◆ AIM
Copy each line of the material below that includes the string "JSON".

(Data entries)
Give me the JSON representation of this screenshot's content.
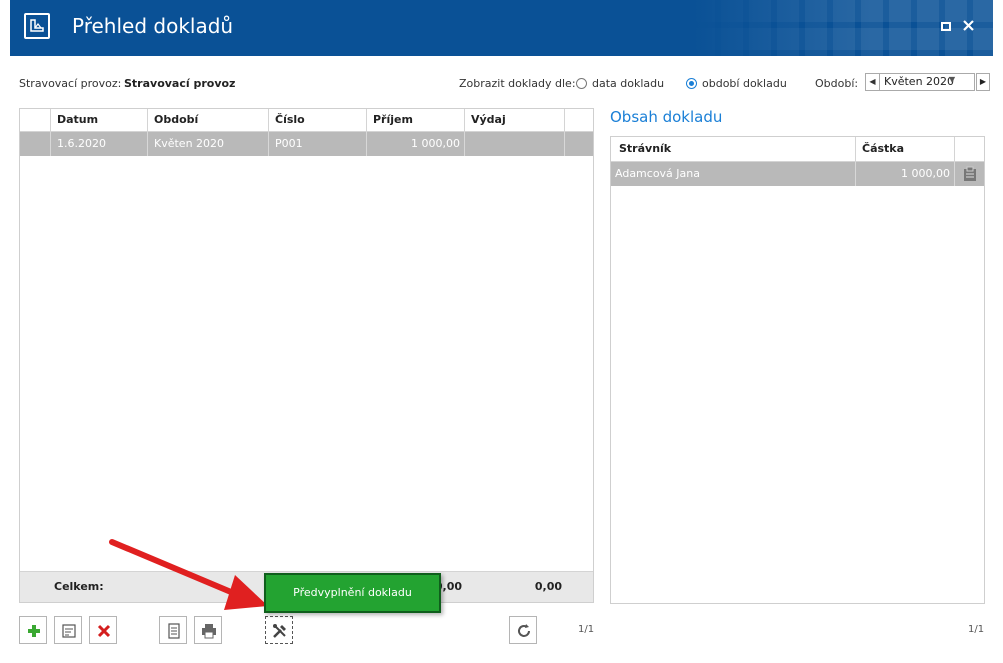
{
  "window": {
    "title": "Přehled dokladů"
  },
  "filters": {
    "provoz_label": "Stravovací provoz:",
    "provoz_value": "Stravovací provoz",
    "zobrazit_label": "Zobrazit doklady dle:",
    "option_data": "data dokladu",
    "option_obdobi": "období dokladu",
    "selected_option": "období dokladu",
    "obdobi_label": "Období:",
    "obdobi_value": "Květen 2020"
  },
  "documents": {
    "columns": [
      "Datum",
      "Období",
      "Číslo",
      "Příjem",
      "Výdaj"
    ],
    "rows": [
      {
        "datum": "1.6.2020",
        "obdobi": "Květen 2020",
        "cislo": "P001",
        "prijem": "1 000,00",
        "vydaj": ""
      }
    ],
    "footer_label": "Celkem:",
    "footer_prijem": "0,00",
    "footer_vydaj": "0,00"
  },
  "content": {
    "title": "Obsah dokladu",
    "columns": [
      "Strávník",
      "Částka"
    ],
    "rows": [
      {
        "stravnik": "Adamcová Jana",
        "castka": "1 000,00"
      }
    ]
  },
  "toolbar": {
    "pager_left": "1/1",
    "pager_right": "1/1"
  },
  "tooltip": {
    "text": "Předvyplnění dokladu"
  },
  "colors": {
    "title_bar": "#0a5196",
    "accent": "#1a7fd6",
    "selected_row": "#b9b9b9",
    "tooltip_bg": "#23a331",
    "annotation_arrow": "#e02020"
  }
}
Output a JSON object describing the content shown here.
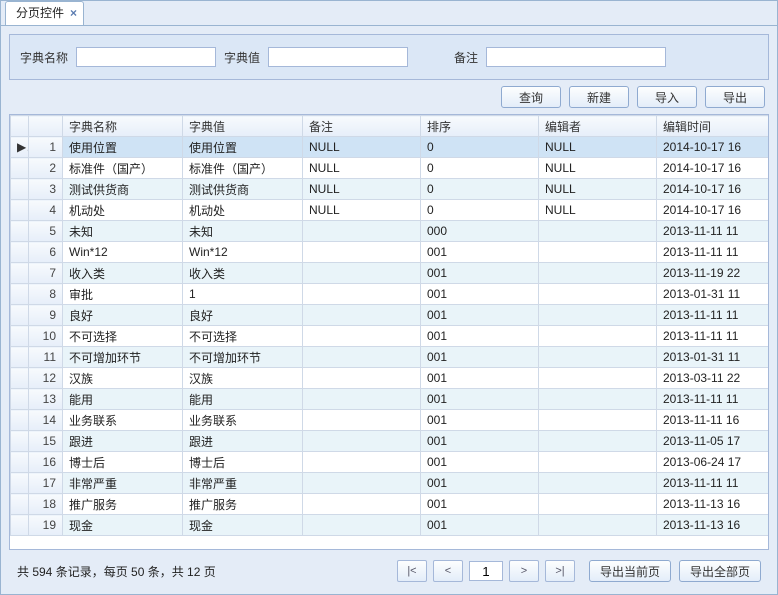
{
  "tab": {
    "title": "分页控件",
    "close": "×"
  },
  "filters": {
    "name_label": "字典名称",
    "value_label": "字典值",
    "remark_label": "备注"
  },
  "buttons": {
    "query": "查询",
    "new": "新建",
    "import": "导入",
    "export": "导出"
  },
  "columns": {
    "name": "字典名称",
    "value": "字典值",
    "remark": "备注",
    "sort": "排序",
    "editor": "编辑者",
    "edittime": "编辑时间"
  },
  "rows": [
    {
      "n": "1",
      "name": "使用位置",
      "value": "使用位置",
      "remark": "NULL",
      "sort": "0",
      "editor": "NULL",
      "time": "2014-10-17 16",
      "sel": true,
      "mark": "▶"
    },
    {
      "n": "2",
      "name": "标准件（国产）",
      "value": "标准件（国产）",
      "remark": "NULL",
      "sort": "0",
      "editor": "NULL",
      "time": "2014-10-17 16"
    },
    {
      "n": "3",
      "name": "测试供货商",
      "value": "测试供货商",
      "remark": "NULL",
      "sort": "0",
      "editor": "NULL",
      "time": "2014-10-17 16"
    },
    {
      "n": "4",
      "name": "机动处",
      "value": "机动处",
      "remark": "NULL",
      "sort": "0",
      "editor": "NULL",
      "time": "2014-10-17 16"
    },
    {
      "n": "5",
      "name": "未知",
      "value": "未知",
      "remark": "",
      "sort": "000",
      "editor": "",
      "time": "2013-11-11 11"
    },
    {
      "n": "6",
      "name": "Win*12",
      "value": "Win*12",
      "remark": "",
      "sort": "001",
      "editor": "",
      "time": "2013-11-11 11"
    },
    {
      "n": "7",
      "name": "收入类",
      "value": "收入类",
      "remark": "",
      "sort": "001",
      "editor": "",
      "time": "2013-11-19 22"
    },
    {
      "n": "8",
      "name": "审批",
      "value": "1",
      "remark": "",
      "sort": "001",
      "editor": "",
      "time": "2013-01-31 11"
    },
    {
      "n": "9",
      "name": "良好",
      "value": "良好",
      "remark": "",
      "sort": "001",
      "editor": "",
      "time": "2013-11-11 11"
    },
    {
      "n": "10",
      "name": "不可选择",
      "value": "不可选择",
      "remark": "",
      "sort": "001",
      "editor": "",
      "time": "2013-11-11 11"
    },
    {
      "n": "11",
      "name": "不可增加环节",
      "value": "不可增加环节",
      "remark": "",
      "sort": "001",
      "editor": "",
      "time": "2013-01-31 11"
    },
    {
      "n": "12",
      "name": "汉族",
      "value": "汉族",
      "remark": "",
      "sort": "001",
      "editor": "",
      "time": "2013-03-11 22"
    },
    {
      "n": "13",
      "name": "能用",
      "value": "能用",
      "remark": "",
      "sort": "001",
      "editor": "",
      "time": "2013-11-11 11"
    },
    {
      "n": "14",
      "name": "业务联系",
      "value": "业务联系",
      "remark": "",
      "sort": "001",
      "editor": "",
      "time": "2013-11-11 16"
    },
    {
      "n": "15",
      "name": "跟进",
      "value": "跟进",
      "remark": "",
      "sort": "001",
      "editor": "",
      "time": "2013-11-05 17"
    },
    {
      "n": "16",
      "name": "博士后",
      "value": "博士后",
      "remark": "",
      "sort": "001",
      "editor": "",
      "time": "2013-06-24 17"
    },
    {
      "n": "17",
      "name": "非常严重",
      "value": "非常严重",
      "remark": "",
      "sort": "001",
      "editor": "",
      "time": "2013-11-11 11"
    },
    {
      "n": "18",
      "name": "推广服务",
      "value": "推广服务",
      "remark": "",
      "sort": "001",
      "editor": "",
      "time": "2013-11-13 16"
    },
    {
      "n": "19",
      "name": "现金",
      "value": "现金",
      "remark": "",
      "sort": "001",
      "editor": "",
      "time": "2013-11-13 16"
    }
  ],
  "footer": {
    "summary": "共 594 条记录，每页 50 条，共 12 页",
    "first": "|<",
    "prev": "<",
    "page": "1",
    "next": ">",
    "last": ">|",
    "export_page": "导出当前页",
    "export_all": "导出全部页"
  }
}
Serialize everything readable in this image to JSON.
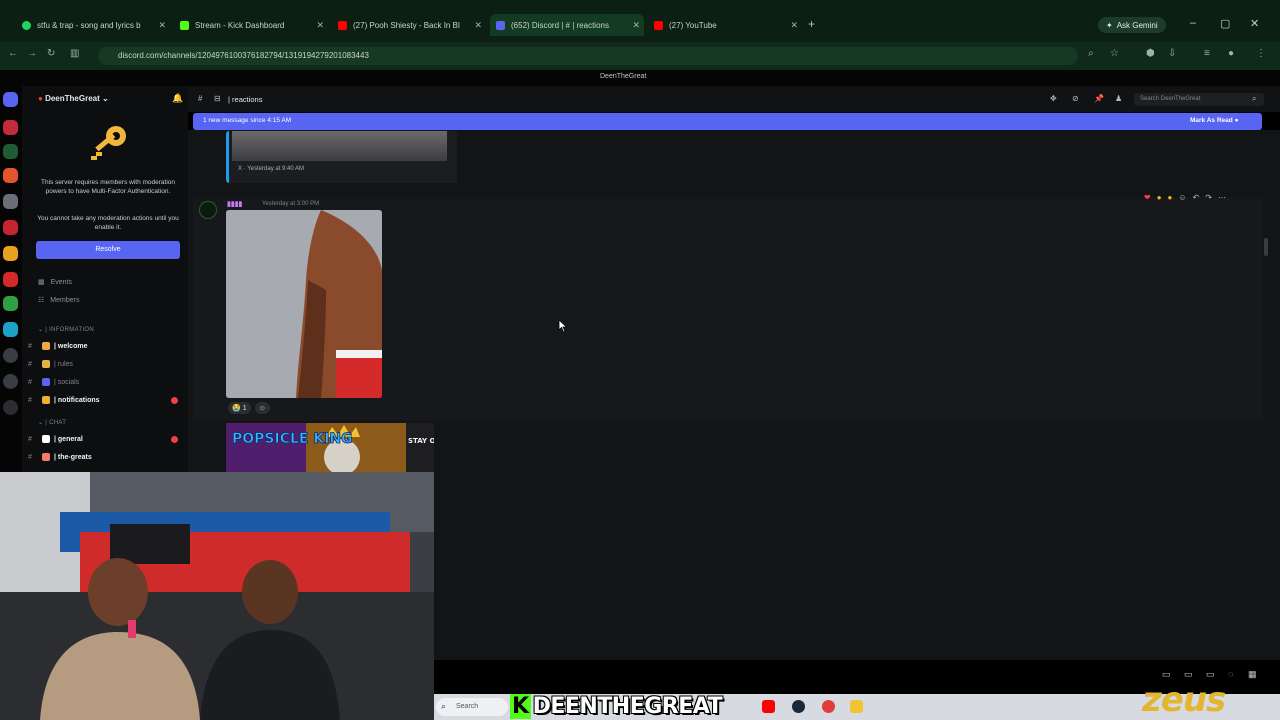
{
  "browser": {
    "tabs": [
      {
        "label": "stfu & trap - song and lyrics b",
        "color": "#1ed760",
        "active": false
      },
      {
        "label": "Stream - Kick Dashboard",
        "color": "#53fc18",
        "active": false
      },
      {
        "label": "(27) Pooh Shiesty - Back In Bl",
        "color": "#ff0000",
        "active": false
      },
      {
        "label": "(652) Discord | # | reactions",
        "color": "#5865f2",
        "active": true
      },
      {
        "label": "(27) YouTube",
        "color": "#ff0000",
        "active": false
      }
    ],
    "new_tab": "+",
    "gemini": "Ask Gemini",
    "url": "discord.com/channels/1204976100376182794/1319194279201083443"
  },
  "discord": {
    "window_title": "DeenTheGreat",
    "server_name": "DeenTheGreat",
    "mfa_notice": "This server requires members with moderation powers to have Multi-Factor Authentication.",
    "mfa_notice2": "You cannot take any moderation actions until you enable it.",
    "resolve_label": "Resolve",
    "nav": [
      {
        "label": "Events"
      },
      {
        "label": "Members"
      }
    ],
    "categories": {
      "information": "| INFORMATION",
      "chat": "| CHAT"
    },
    "channels": [
      {
        "name": "| welcome",
        "unread": true,
        "color": "#f2a93b",
        "badge": false
      },
      {
        "name": "| rules",
        "unread": false,
        "color": "#e3b341",
        "badge": false
      },
      {
        "name": "| socials",
        "unread": false,
        "color": "#5865f2",
        "badge": false
      },
      {
        "name": "| notifications",
        "unread": true,
        "color": "#f0b132",
        "badge": true
      },
      {
        "name": "| general",
        "unread": true,
        "color": "#ffffff",
        "badge": true
      },
      {
        "name": "| the-greats",
        "unread": true,
        "color": "#f47b67",
        "badge": false
      }
    ],
    "channel_header": "| reactions",
    "search_placeholder": "Search DeenTheGreat",
    "banner_text": "1 new message since 4:15 AM",
    "mark_read": "Mark As Read",
    "embed_meta": "X · Yesterday at 9:40 AM",
    "message_timestamp": "Yesterday at 3:00 PM",
    "reactions": [
      {
        "emoji": "😭",
        "count": "1"
      },
      {
        "emoji": "☺",
        "count": ""
      }
    ],
    "poster_text_left": "POPSICLE KING",
    "poster_text_right": "STAY OR EAT"
  },
  "overlay": {
    "kick_letter": "K",
    "kick_name": "DEENTHEGREAT",
    "sponsor": "zeus",
    "taskbar_search": "Search"
  },
  "colors": {
    "discord_blurple": "#5865f2",
    "kick_green": "#53fc18",
    "zeus_gold": "#e2b631"
  }
}
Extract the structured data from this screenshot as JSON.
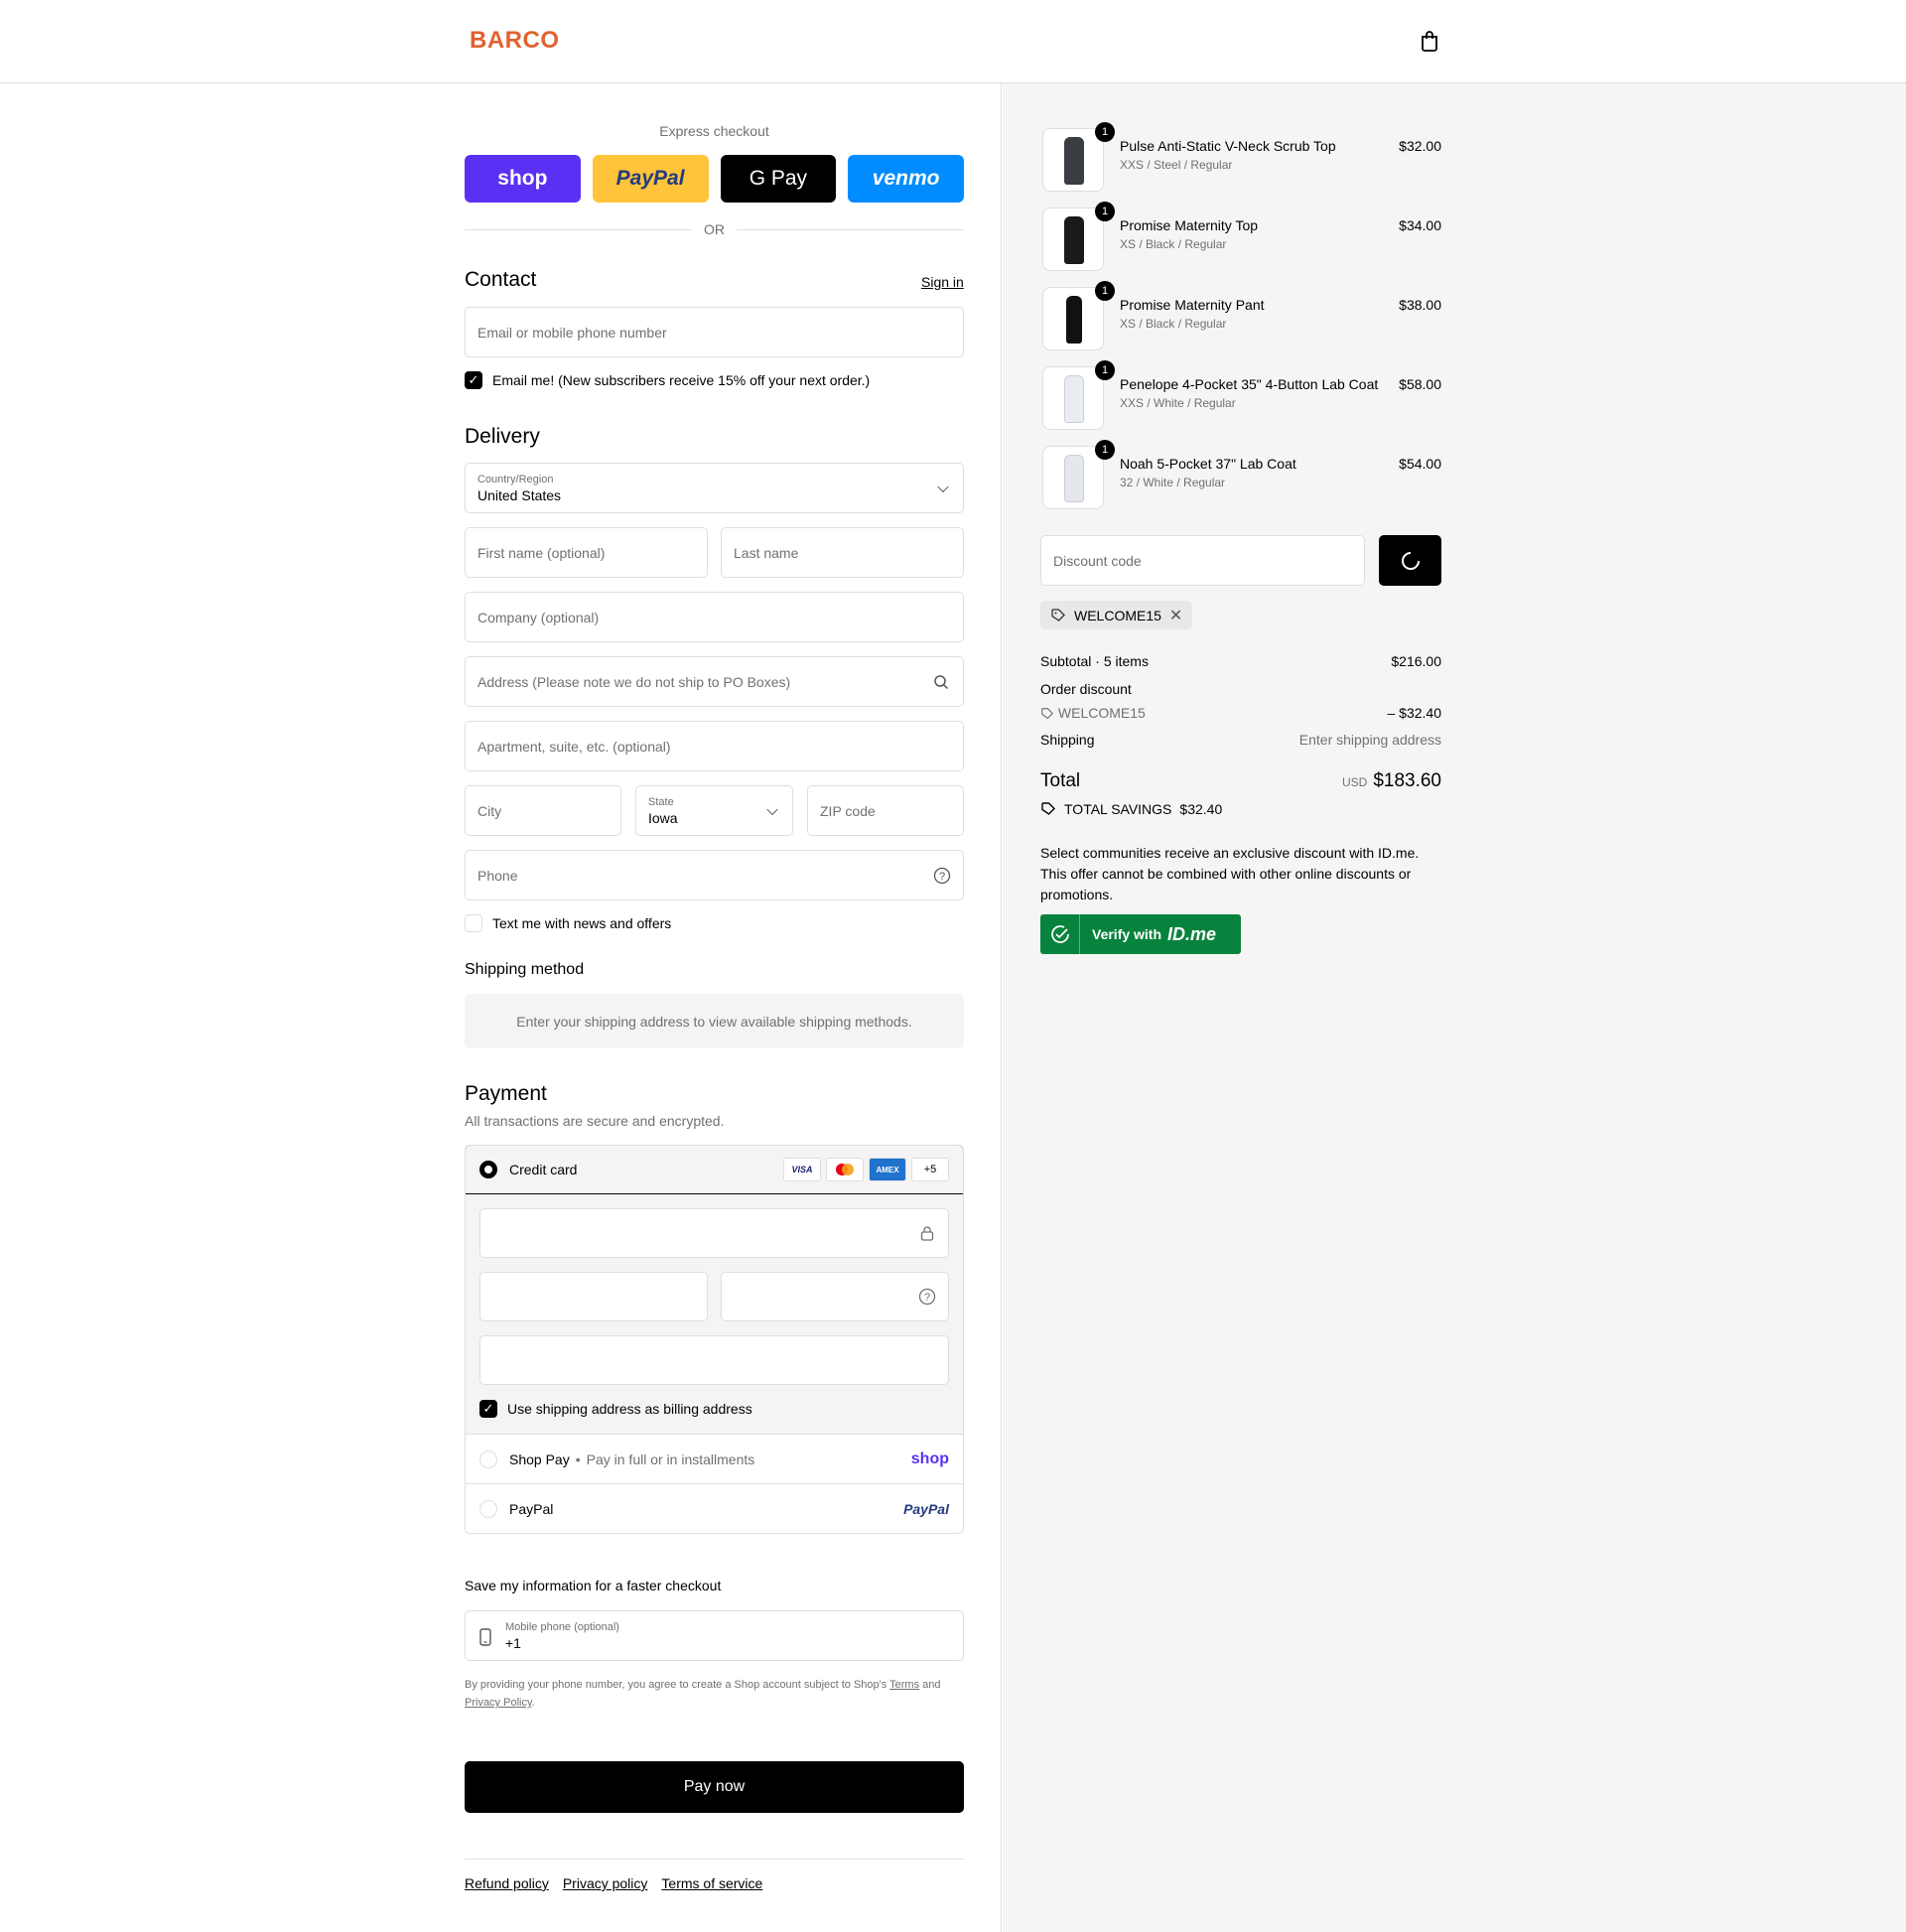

◆ SOLUTION BELOW
Give me the JSON representation of this screenshot's content.
Output a JSON object describing the content shown here.
Serialize everything readable in this image to JSON.
Extract the structured data from this screenshot as JSON.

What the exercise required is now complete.